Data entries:
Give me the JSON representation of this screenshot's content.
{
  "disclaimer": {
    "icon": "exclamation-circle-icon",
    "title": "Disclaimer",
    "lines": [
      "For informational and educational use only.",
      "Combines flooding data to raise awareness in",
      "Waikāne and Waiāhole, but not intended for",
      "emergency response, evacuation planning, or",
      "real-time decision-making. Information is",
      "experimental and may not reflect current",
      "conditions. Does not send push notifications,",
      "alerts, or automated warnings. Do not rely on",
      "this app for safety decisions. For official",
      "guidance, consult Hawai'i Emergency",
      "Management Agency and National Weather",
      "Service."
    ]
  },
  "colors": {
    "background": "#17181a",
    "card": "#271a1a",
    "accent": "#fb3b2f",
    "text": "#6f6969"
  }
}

◆ **WRITTEN INSTRUCTION**
Please reproduce all of the entries exactly as they stand.

◆ **FINISHED TASK**
Give me the JSON representation of this screenshot's content.
{
  "disclaimer": {
    "icon": "exclamation-circle-icon",
    "title": "Disclaimer",
    "lines": [
      "For informational and educational use only.",
      "Combines flooding data to raise awareness in",
      "Waikāne and Waiāhole, but not intended for",
      "emergency response, evacuation planning, or",
      "real-time decision-making. Information is",
      "experimental and may not reflect current",
      "conditions. Does not send push notifications,",
      "alerts, or automated warnings. Do not rely on",
      "this app for safety decisions. For official",
      "guidance, consult Hawai'i Emergency",
      "Management Agency and National Weather",
      "Service."
    ]
  },
  "colors": {
    "background": "#17181a",
    "card": "#271a1a",
    "accent": "#fb3b2f",
    "text": "#6f6969"
  }
}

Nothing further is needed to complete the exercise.